Start Records for this exercise

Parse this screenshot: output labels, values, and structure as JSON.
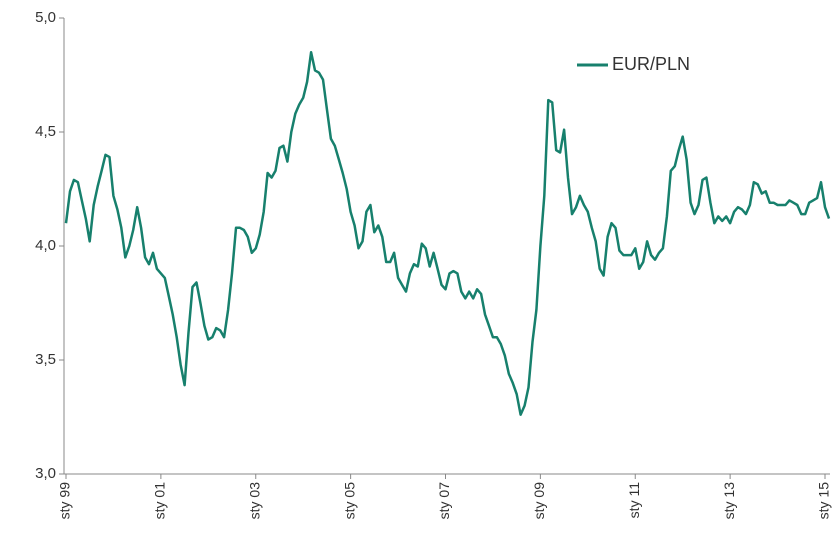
{
  "chart_data": {
    "type": "line",
    "categories": [
      "sty 99",
      null,
      null,
      null,
      null,
      null,
      null,
      null,
      null,
      null,
      null,
      null,
      null,
      null,
      null,
      null,
      null,
      null,
      null,
      null,
      null,
      null,
      null,
      null,
      "sty 01",
      null,
      null,
      null,
      null,
      null,
      null,
      null,
      null,
      null,
      null,
      null,
      null,
      null,
      null,
      null,
      null,
      null,
      null,
      null,
      null,
      null,
      null,
      null,
      "sty 03",
      null,
      null,
      null,
      null,
      null,
      null,
      null,
      null,
      null,
      null,
      null,
      null,
      null,
      null,
      null,
      null,
      null,
      null,
      null,
      null,
      null,
      null,
      null,
      "sty 05",
      null,
      null,
      null,
      null,
      null,
      null,
      null,
      null,
      null,
      null,
      null,
      null,
      null,
      null,
      null,
      null,
      null,
      null,
      null,
      null,
      null,
      null,
      null,
      "sty 07",
      null,
      null,
      null,
      null,
      null,
      null,
      null,
      null,
      null,
      null,
      null,
      null,
      null,
      null,
      null,
      null,
      null,
      null,
      null,
      null,
      null,
      null,
      null,
      "sty 09",
      null,
      null,
      null,
      null,
      null,
      null,
      null,
      null,
      null,
      null,
      null,
      null,
      null,
      null,
      null,
      null,
      null,
      null,
      null,
      null,
      null,
      null,
      null,
      "sty 11",
      null,
      null,
      null,
      null,
      null,
      null,
      null,
      null,
      null,
      null,
      null,
      null,
      null,
      null,
      null,
      null,
      null,
      null,
      null,
      null,
      null,
      null,
      null,
      "sty 13",
      null,
      null,
      null,
      null,
      null,
      null,
      null,
      null,
      null,
      null,
      null,
      null,
      null,
      null,
      null,
      null,
      null,
      null,
      null,
      null,
      null,
      null,
      null,
      "sty 15",
      null
    ],
    "series": [
      {
        "name": "EUR/PLN",
        "color": "#17806d",
        "values": [
          4.1,
          4.24,
          4.29,
          4.28,
          4.2,
          4.12,
          4.02,
          4.18,
          4.26,
          4.33,
          4.4,
          4.39,
          4.22,
          4.16,
          4.08,
          3.95,
          4.0,
          4.07,
          4.17,
          4.08,
          3.95,
          3.92,
          3.97,
          3.9,
          3.88,
          3.86,
          3.78,
          3.7,
          3.6,
          3.48,
          3.39,
          3.62,
          3.82,
          3.84,
          3.75,
          3.65,
          3.59,
          3.6,
          3.64,
          3.63,
          3.6,
          3.72,
          3.88,
          4.08,
          4.08,
          4.07,
          4.04,
          3.97,
          3.99,
          4.05,
          4.15,
          4.32,
          4.3,
          4.33,
          4.43,
          4.44,
          4.37,
          4.5,
          4.58,
          4.62,
          4.65,
          4.72,
          4.85,
          4.77,
          4.76,
          4.73,
          4.6,
          4.47,
          4.44,
          4.38,
          4.32,
          4.25,
          4.15,
          4.09,
          3.99,
          4.02,
          4.15,
          4.18,
          4.06,
          4.09,
          4.04,
          3.93,
          3.93,
          3.97,
          3.86,
          3.83,
          3.8,
          3.88,
          3.92,
          3.91,
          4.01,
          3.99,
          3.91,
          3.97,
          3.9,
          3.83,
          3.81,
          3.88,
          3.89,
          3.88,
          3.8,
          3.77,
          3.8,
          3.77,
          3.81,
          3.79,
          3.7,
          3.65,
          3.6,
          3.6,
          3.57,
          3.52,
          3.44,
          3.4,
          3.35,
          3.26,
          3.3,
          3.38,
          3.58,
          3.72,
          4.0,
          4.22,
          4.64,
          4.63,
          4.42,
          4.41,
          4.51,
          4.3,
          4.14,
          4.17,
          4.22,
          4.18,
          4.15,
          4.08,
          4.02,
          3.9,
          3.87,
          4.04,
          4.1,
          4.08,
          3.98,
          3.96,
          3.96,
          3.96,
          3.99,
          3.9,
          3.93,
          4.02,
          3.96,
          3.94,
          3.97,
          3.99,
          4.13,
          4.33,
          4.35,
          4.42,
          4.48,
          4.38,
          4.19,
          4.14,
          4.18,
          4.29,
          4.3,
          4.19,
          4.1,
          4.13,
          4.11,
          4.13,
          4.1,
          4.15,
          4.17,
          4.16,
          4.14,
          4.18,
          4.28,
          4.27,
          4.23,
          4.24,
          4.19,
          4.19,
          4.18,
          4.18,
          4.18,
          4.2,
          4.19,
          4.18,
          4.14,
          4.14,
          4.19,
          4.2,
          4.21,
          4.28,
          4.17,
          4.12
        ]
      }
    ],
    "ylim": [
      3,
      5
    ],
    "yticks": [
      {
        "value": 3,
        "label": "3,0"
      },
      {
        "value": 3.5,
        "label": "3,5"
      },
      {
        "value": 4,
        "label": "4,0"
      },
      {
        "value": 4.5,
        "label": "4,5"
      },
      {
        "value": 5,
        "label": "5,0"
      }
    ],
    "grid": false,
    "legend": "top-right"
  }
}
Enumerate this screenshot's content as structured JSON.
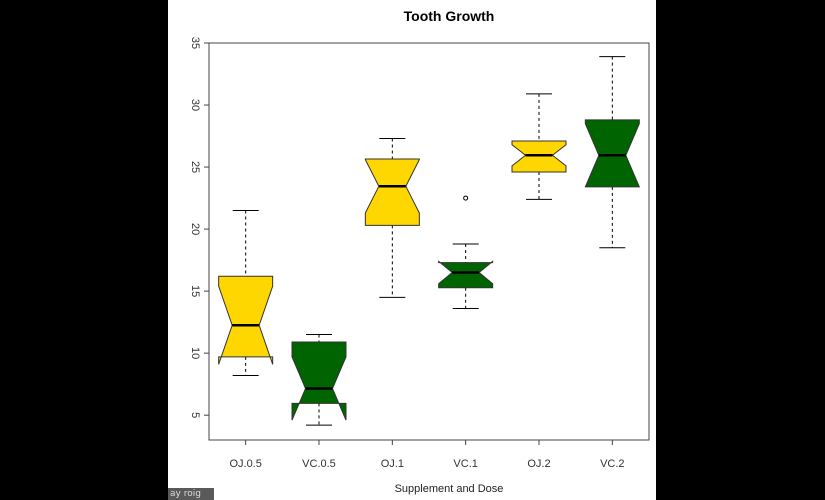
{
  "chart_data": {
    "type": "box",
    "title": "Tooth Growth",
    "xlabel": "Supplement and Dose",
    "ylabel": "",
    "ylim": [
      3,
      35
    ],
    "yticks": [
      5,
      10,
      15,
      20,
      25,
      30,
      35
    ],
    "notched": true,
    "categories": [
      "OJ.0.5",
      "VC.0.5",
      "OJ.1",
      "VC.1",
      "OJ.2",
      "VC.2"
    ],
    "boxes": [
      {
        "label": "OJ.0.5",
        "whisker_low": 8.2,
        "q1": 9.7,
        "median": 12.25,
        "q3": 16.2,
        "whisker_high": 21.5,
        "notch_low": 9.1,
        "notch_high": 15.4,
        "outliers": [],
        "color": "#ffd700"
      },
      {
        "label": "VC.0.5",
        "whisker_low": 4.2,
        "q1": 5.95,
        "median": 7.15,
        "q3": 10.9,
        "whisker_high": 11.5,
        "notch_low": 4.6,
        "notch_high": 9.7,
        "outliers": [],
        "color": "#006400"
      },
      {
        "label": "OJ.1",
        "whisker_low": 14.5,
        "q1": 20.3,
        "median": 23.45,
        "q3": 25.65,
        "whisker_high": 27.3,
        "notch_low": 21.3,
        "notch_high": 25.6,
        "outliers": [],
        "color": "#ffd700"
      },
      {
        "label": "VC.1",
        "whisker_low": 13.6,
        "q1": 15.27,
        "median": 16.5,
        "q3": 17.3,
        "whisker_high": 18.8,
        "notch_low": 15.6,
        "notch_high": 17.4,
        "outliers": [
          22.5
        ],
        "color": "#006400"
      },
      {
        "label": "OJ.2",
        "whisker_low": 22.4,
        "q1": 24.6,
        "median": 25.95,
        "q3": 27.1,
        "whisker_high": 30.9,
        "notch_low": 25.1,
        "notch_high": 26.8,
        "outliers": [],
        "color": "#ffd700"
      },
      {
        "label": "VC.2",
        "whisker_low": 18.5,
        "q1": 23.4,
        "median": 25.95,
        "q3": 28.8,
        "whisker_high": 33.9,
        "notch_low": 23.4,
        "notch_high": 28.5,
        "outliers": [],
        "color": "#006400"
      }
    ]
  },
  "watermark": "ay roig"
}
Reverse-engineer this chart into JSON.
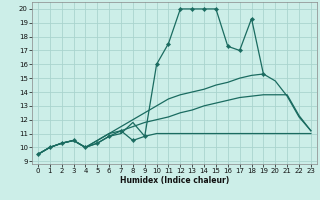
{
  "xlabel": "Humidex (Indice chaleur)",
  "bg_color": "#cceee8",
  "grid_color": "#aad4ce",
  "line_color": "#1a6b60",
  "xlim": [
    -0.5,
    23.5
  ],
  "ylim": [
    8.8,
    20.5
  ],
  "xticks": [
    0,
    1,
    2,
    3,
    4,
    5,
    6,
    7,
    8,
    9,
    10,
    11,
    12,
    13,
    14,
    15,
    16,
    17,
    18,
    19,
    20,
    21,
    22,
    23
  ],
  "yticks": [
    9,
    10,
    11,
    12,
    13,
    14,
    15,
    16,
    17,
    18,
    19,
    20
  ],
  "series": [
    {
      "x": [
        0,
        1,
        2,
        3,
        4,
        5,
        6,
        7,
        8,
        9,
        10,
        11,
        12,
        13,
        14,
        15,
        16,
        17,
        18,
        19
      ],
      "y": [
        9.5,
        10.0,
        10.3,
        10.5,
        10.0,
        10.3,
        10.8,
        11.2,
        10.5,
        10.8,
        16.0,
        17.5,
        20.0,
        20.0,
        20.0,
        20.0,
        17.3,
        17.0,
        19.3,
        15.3
      ],
      "marker": true
    },
    {
      "x": [
        0,
        1,
        2,
        3,
        4,
        5,
        6,
        7,
        8,
        9,
        10,
        11,
        12,
        13,
        14,
        15,
        16,
        17,
        18,
        19,
        20,
        21,
        22,
        23
      ],
      "y": [
        9.5,
        10.0,
        10.3,
        10.5,
        10.0,
        10.3,
        10.8,
        11.0,
        11.8,
        10.8,
        11.0,
        11.0,
        11.0,
        11.0,
        11.0,
        11.0,
        11.0,
        11.0,
        11.0,
        11.0,
        11.0,
        11.0,
        11.0,
        11.0
      ],
      "marker": false
    },
    {
      "x": [
        0,
        1,
        2,
        3,
        4,
        5,
        6,
        7,
        8,
        9,
        10,
        11,
        12,
        13,
        14,
        15,
        16,
        17,
        18,
        19,
        20,
        21,
        22,
        23
      ],
      "y": [
        9.5,
        10.0,
        10.3,
        10.5,
        10.0,
        10.5,
        11.0,
        11.2,
        11.5,
        11.8,
        12.0,
        12.2,
        12.5,
        12.7,
        13.0,
        13.2,
        13.4,
        13.6,
        13.7,
        13.8,
        13.8,
        13.8,
        12.3,
        11.2
      ],
      "marker": false
    },
    {
      "x": [
        0,
        1,
        2,
        3,
        4,
        5,
        6,
        7,
        8,
        9,
        10,
        11,
        12,
        13,
        14,
        15,
        16,
        17,
        18,
        19,
        20,
        21,
        22,
        23
      ],
      "y": [
        9.5,
        10.0,
        10.3,
        10.5,
        10.0,
        10.5,
        11.0,
        11.5,
        12.0,
        12.5,
        13.0,
        13.5,
        13.8,
        14.0,
        14.2,
        14.5,
        14.7,
        15.0,
        15.2,
        15.3,
        14.8,
        13.7,
        12.2,
        11.2
      ],
      "marker": false
    }
  ]
}
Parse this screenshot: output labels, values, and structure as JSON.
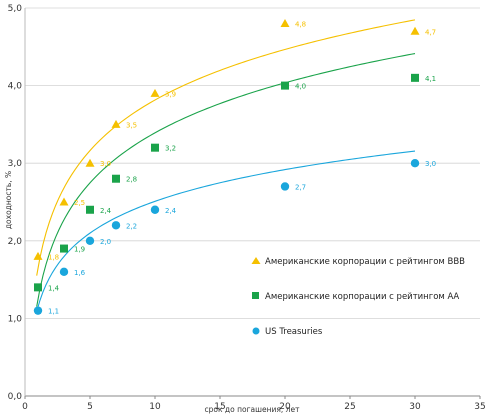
{
  "chart_data": {
    "type": "scatter",
    "xlabel": "срок до погашения, лет",
    "ylabel": "доходность, %",
    "xlim": [
      0,
      35
    ],
    "ylim": [
      0,
      5
    ],
    "x_ticks": [
      "0",
      "5",
      "10",
      "15",
      "20",
      "25",
      "30",
      "35"
    ],
    "y_ticks": [
      "0,0",
      "1,0",
      "2,0",
      "3,0",
      "4,0",
      "5,0"
    ],
    "grid": "horizontal",
    "legend_position": "right",
    "series": [
      {
        "name": "Американские корпорации с рейтингом BBB",
        "marker": "triangle",
        "color": "#f5c000",
        "points": [
          {
            "x": 1,
            "y": 1.8,
            "label": "1,8"
          },
          {
            "x": 3,
            "y": 2.5,
            "label": "2,5"
          },
          {
            "x": 5,
            "y": 3.0,
            "label": "3,0"
          },
          {
            "x": 7,
            "y": 3.5,
            "label": "3,5"
          },
          {
            "x": 10,
            "y": 3.9,
            "label": "3,9"
          },
          {
            "x": 20,
            "y": 4.8,
            "label": "4,8"
          },
          {
            "x": 30,
            "y": 4.7,
            "label": "4,7"
          }
        ],
        "trend": {
          "type": "log",
          "a": 1.65,
          "b": 0.94,
          "x_from": 0.9,
          "x_to": 30
        }
      },
      {
        "name": "Американские корпорации с рейтингом АА",
        "marker": "square",
        "color": "#1aa34a",
        "points": [
          {
            "x": 1,
            "y": 1.4,
            "label": "1,4"
          },
          {
            "x": 3,
            "y": 1.9,
            "label": "1,9"
          },
          {
            "x": 5,
            "y": 2.4,
            "label": "2,4"
          },
          {
            "x": 7,
            "y": 2.8,
            "label": "2,8"
          },
          {
            "x": 10,
            "y": 3.2,
            "label": "3,2"
          },
          {
            "x": 20,
            "y": 4.0,
            "label": "4,0"
          },
          {
            "x": 30,
            "y": 4.1,
            "label": "4,1"
          }
        ],
        "trend": {
          "type": "log",
          "a": 1.25,
          "b": 0.93,
          "x_from": 0.9,
          "x_to": 30
        }
      },
      {
        "name": "US Treasuries",
        "marker": "circle",
        "color": "#1aa6dc",
        "points": [
          {
            "x": 1,
            "y": 1.1,
            "label": "1,1"
          },
          {
            "x": 3,
            "y": 1.6,
            "label": "1,6"
          },
          {
            "x": 5,
            "y": 2.0,
            "label": "2,0"
          },
          {
            "x": 7,
            "y": 2.2,
            "label": "2,2"
          },
          {
            "x": 10,
            "y": 2.4,
            "label": "2,4"
          },
          {
            "x": 20,
            "y": 2.7,
            "label": "2,7"
          },
          {
            "x": 30,
            "y": 3.0,
            "label": "3,0"
          }
        ],
        "trend": {
          "type": "log",
          "a": 1.15,
          "b": 0.59,
          "x_from": 0.9,
          "x_to": 30
        }
      }
    ]
  }
}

End Records for this exercise

• [Exercise description]: Within the listing, how many lines hold the word "xlabel"? Only the number is to be given.

• [Expected answer]: 3